## SHORT TASK
Find the lines of data that contain the string "number", then list them.

--- START ---

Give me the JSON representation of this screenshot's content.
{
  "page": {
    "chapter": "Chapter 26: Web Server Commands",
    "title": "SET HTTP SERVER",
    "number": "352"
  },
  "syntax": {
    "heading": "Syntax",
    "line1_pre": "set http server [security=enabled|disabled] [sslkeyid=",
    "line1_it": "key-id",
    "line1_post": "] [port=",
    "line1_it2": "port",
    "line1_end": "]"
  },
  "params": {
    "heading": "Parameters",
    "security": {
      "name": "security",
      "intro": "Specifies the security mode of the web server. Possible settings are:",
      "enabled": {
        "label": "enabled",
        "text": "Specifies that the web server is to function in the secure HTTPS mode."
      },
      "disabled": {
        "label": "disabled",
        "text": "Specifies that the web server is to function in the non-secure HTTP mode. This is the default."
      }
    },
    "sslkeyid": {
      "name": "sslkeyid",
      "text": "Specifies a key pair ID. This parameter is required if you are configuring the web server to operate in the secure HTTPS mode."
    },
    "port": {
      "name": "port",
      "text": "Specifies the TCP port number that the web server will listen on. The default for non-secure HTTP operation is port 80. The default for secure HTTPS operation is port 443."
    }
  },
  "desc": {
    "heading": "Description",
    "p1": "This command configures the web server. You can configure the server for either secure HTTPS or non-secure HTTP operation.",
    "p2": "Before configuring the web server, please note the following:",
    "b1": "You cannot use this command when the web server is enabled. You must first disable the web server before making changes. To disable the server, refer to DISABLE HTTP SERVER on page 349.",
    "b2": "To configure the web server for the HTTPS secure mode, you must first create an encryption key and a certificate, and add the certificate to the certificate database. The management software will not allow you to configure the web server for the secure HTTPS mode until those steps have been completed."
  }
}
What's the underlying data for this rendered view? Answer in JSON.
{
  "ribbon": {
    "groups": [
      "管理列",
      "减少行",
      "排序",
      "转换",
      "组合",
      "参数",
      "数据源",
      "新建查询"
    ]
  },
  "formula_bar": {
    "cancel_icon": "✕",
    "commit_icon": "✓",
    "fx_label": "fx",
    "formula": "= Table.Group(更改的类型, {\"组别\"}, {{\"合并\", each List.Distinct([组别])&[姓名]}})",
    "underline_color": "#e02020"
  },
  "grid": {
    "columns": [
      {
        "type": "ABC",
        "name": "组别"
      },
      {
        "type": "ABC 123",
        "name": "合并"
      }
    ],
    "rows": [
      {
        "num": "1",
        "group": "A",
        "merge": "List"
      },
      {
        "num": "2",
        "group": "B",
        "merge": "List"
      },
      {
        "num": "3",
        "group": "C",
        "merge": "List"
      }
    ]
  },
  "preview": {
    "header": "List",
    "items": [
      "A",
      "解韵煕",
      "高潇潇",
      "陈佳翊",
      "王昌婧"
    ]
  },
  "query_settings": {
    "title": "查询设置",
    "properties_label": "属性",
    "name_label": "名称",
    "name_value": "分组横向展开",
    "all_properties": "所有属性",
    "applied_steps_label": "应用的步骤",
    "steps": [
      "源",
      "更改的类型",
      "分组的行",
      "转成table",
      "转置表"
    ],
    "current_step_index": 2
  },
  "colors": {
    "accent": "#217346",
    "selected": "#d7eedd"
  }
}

--- END ---

## RESULT BELOW
    "number": "352"
      "text": "Specifies the TCP port number that the web server will listen on. The default for non-secure HTTP operation is port 80. The default for secure HTTPS operation is port 443."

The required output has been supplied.